= Problem =
In the records below, work out how many lines hold the word "this". Report the number alone.

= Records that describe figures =
** BEGIN **

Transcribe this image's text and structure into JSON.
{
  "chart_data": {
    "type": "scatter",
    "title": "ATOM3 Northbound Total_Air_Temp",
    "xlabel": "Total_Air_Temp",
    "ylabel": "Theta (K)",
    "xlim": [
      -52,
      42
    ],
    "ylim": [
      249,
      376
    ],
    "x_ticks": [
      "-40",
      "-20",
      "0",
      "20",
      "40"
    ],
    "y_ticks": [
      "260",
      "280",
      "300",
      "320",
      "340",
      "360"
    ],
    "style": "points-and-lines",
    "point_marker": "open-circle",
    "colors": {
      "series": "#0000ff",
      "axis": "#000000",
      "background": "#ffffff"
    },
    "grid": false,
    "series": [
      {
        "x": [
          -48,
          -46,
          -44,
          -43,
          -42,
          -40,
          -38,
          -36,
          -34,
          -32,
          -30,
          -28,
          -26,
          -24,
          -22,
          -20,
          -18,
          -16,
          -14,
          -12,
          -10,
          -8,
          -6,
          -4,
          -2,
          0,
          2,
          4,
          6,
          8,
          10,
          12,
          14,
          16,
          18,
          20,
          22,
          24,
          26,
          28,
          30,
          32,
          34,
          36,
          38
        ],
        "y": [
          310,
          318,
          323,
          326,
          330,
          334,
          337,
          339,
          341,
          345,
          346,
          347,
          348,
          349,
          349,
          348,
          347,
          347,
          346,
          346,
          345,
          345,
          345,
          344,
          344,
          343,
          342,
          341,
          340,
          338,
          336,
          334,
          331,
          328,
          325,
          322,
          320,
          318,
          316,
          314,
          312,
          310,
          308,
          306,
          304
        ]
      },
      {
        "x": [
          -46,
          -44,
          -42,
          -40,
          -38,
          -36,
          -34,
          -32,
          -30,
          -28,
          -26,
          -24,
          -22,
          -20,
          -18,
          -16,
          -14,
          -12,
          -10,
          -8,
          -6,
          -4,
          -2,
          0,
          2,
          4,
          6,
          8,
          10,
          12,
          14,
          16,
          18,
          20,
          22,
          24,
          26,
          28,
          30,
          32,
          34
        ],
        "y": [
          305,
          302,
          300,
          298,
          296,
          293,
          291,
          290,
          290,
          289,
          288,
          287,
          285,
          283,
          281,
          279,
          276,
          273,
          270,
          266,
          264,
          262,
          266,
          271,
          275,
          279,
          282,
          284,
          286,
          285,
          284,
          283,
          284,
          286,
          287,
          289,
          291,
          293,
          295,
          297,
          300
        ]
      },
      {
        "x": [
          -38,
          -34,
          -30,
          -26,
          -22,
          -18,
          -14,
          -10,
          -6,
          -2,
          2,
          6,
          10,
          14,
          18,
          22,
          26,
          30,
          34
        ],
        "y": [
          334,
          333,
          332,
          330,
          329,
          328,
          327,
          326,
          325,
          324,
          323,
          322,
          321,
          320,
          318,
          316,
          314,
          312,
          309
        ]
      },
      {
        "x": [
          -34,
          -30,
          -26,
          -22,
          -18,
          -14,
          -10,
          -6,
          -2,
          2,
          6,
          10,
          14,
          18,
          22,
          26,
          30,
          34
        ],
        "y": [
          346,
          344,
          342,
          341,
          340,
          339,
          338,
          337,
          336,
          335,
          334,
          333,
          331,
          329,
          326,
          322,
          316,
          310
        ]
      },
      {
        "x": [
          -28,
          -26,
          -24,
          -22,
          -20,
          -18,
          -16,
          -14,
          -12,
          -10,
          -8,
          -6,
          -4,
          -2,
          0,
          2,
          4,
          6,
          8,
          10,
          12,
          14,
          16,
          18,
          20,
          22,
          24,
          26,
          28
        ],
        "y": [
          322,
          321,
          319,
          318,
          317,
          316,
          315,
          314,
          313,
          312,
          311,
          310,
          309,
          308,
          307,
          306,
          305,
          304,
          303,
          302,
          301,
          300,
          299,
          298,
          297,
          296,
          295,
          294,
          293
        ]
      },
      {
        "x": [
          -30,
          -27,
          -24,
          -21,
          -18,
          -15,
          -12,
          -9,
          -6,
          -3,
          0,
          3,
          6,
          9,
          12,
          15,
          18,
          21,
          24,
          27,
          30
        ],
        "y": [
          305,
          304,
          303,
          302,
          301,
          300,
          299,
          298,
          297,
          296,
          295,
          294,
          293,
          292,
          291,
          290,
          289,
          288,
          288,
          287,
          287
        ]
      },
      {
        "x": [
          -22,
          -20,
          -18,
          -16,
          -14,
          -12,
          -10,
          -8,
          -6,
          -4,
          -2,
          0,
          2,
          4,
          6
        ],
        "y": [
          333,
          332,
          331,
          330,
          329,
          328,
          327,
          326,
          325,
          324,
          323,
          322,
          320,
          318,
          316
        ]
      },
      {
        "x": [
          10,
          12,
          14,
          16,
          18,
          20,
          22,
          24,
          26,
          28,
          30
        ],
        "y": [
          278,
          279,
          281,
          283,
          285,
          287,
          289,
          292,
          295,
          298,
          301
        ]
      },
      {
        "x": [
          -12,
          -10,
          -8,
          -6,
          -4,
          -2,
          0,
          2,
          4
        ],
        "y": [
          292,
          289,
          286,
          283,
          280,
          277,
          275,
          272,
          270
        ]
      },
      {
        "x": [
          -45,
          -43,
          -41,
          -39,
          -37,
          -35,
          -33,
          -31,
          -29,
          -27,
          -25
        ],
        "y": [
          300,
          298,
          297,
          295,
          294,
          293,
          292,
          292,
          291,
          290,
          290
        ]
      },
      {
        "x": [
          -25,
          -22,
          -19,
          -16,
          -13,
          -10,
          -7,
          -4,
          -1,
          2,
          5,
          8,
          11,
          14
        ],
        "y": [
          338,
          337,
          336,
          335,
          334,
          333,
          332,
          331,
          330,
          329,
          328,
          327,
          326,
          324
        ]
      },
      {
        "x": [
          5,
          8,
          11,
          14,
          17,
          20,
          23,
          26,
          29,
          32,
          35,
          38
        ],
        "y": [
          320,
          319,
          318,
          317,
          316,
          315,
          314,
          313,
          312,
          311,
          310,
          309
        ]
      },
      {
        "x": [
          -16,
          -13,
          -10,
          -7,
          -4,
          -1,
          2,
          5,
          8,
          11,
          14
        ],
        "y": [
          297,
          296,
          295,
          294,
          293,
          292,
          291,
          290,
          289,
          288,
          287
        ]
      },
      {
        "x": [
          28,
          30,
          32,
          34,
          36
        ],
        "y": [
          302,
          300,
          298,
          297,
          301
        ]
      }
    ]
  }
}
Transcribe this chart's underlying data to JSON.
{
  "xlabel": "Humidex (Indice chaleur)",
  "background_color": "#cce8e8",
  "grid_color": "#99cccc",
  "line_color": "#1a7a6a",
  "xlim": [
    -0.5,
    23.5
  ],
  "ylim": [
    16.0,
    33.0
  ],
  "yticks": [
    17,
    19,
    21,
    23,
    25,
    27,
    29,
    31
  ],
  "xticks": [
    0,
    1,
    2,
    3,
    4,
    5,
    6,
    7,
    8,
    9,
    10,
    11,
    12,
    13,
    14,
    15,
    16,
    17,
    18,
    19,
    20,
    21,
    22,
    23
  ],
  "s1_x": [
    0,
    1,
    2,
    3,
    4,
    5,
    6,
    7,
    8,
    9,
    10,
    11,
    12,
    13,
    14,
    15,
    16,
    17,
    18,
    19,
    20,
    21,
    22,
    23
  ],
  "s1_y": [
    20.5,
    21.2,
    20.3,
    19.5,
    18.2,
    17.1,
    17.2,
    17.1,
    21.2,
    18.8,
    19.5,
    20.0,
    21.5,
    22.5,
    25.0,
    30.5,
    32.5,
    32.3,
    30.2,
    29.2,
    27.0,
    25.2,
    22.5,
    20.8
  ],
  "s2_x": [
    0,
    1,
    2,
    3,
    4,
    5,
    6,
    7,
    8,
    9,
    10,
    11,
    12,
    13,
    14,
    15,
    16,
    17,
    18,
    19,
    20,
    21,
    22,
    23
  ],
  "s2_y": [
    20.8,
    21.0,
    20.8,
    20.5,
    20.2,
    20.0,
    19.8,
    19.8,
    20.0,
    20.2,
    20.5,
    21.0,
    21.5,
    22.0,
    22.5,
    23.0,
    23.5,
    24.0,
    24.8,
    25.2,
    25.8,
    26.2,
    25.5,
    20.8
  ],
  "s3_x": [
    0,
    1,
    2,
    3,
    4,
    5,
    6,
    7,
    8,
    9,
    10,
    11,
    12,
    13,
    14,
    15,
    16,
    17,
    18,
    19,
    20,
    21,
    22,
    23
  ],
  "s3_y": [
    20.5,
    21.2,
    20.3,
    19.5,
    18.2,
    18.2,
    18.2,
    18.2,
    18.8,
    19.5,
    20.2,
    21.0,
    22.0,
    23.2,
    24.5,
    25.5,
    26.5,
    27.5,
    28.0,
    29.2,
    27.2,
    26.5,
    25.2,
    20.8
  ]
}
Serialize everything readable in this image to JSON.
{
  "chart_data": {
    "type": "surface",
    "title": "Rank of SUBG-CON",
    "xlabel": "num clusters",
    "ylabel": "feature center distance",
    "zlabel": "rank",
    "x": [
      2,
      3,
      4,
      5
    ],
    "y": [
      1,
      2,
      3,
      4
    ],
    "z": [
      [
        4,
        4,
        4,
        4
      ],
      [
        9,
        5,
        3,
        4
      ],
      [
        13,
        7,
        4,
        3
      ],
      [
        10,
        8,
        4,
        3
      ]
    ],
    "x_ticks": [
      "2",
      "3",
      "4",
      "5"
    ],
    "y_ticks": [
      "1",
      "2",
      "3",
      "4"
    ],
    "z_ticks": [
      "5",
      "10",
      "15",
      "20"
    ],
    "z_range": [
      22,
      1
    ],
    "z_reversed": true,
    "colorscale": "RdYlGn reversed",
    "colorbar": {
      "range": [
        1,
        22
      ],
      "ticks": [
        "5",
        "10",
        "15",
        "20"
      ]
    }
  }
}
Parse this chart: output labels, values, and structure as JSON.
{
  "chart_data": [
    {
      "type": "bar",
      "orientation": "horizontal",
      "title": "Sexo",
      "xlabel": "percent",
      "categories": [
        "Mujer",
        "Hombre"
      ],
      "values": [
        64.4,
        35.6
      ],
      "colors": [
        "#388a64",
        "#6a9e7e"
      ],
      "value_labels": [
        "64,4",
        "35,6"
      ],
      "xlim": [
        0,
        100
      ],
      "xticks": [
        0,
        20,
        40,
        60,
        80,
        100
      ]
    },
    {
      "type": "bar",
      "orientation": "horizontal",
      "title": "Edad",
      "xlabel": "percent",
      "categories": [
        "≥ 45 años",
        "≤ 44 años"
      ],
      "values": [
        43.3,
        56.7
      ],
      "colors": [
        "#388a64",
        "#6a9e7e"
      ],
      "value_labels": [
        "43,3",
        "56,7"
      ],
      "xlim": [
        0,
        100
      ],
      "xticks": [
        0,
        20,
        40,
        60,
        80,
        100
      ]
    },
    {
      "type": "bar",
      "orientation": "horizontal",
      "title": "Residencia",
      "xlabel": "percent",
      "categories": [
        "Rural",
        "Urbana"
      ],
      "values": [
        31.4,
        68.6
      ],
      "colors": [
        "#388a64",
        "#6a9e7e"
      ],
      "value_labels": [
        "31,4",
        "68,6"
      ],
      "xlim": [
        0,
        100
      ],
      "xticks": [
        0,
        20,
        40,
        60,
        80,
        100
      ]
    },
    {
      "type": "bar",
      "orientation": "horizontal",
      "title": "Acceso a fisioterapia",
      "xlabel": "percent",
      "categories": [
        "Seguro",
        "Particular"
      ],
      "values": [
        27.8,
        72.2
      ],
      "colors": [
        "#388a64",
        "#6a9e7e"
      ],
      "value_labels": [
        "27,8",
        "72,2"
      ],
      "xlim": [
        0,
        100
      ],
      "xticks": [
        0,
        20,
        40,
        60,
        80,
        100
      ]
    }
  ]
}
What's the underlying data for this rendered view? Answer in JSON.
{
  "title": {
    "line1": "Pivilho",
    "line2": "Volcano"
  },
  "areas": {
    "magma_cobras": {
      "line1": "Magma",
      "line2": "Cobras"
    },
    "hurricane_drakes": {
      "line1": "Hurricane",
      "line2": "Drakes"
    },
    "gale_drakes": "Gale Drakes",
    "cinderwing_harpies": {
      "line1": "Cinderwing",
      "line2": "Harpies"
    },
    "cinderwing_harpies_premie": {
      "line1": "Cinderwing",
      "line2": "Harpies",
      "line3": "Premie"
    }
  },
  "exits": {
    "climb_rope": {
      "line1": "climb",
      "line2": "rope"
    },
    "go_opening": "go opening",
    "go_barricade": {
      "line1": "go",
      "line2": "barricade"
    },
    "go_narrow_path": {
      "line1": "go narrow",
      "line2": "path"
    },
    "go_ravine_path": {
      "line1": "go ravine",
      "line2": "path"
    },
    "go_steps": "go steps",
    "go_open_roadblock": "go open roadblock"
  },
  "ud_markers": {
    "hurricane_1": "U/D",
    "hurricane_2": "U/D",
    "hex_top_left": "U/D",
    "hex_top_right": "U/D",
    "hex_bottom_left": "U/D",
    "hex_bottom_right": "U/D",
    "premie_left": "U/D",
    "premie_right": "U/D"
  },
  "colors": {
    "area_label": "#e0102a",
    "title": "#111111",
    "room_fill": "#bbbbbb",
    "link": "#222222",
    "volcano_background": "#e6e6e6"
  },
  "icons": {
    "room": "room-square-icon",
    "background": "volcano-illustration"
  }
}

** END **

= Solved problem =
5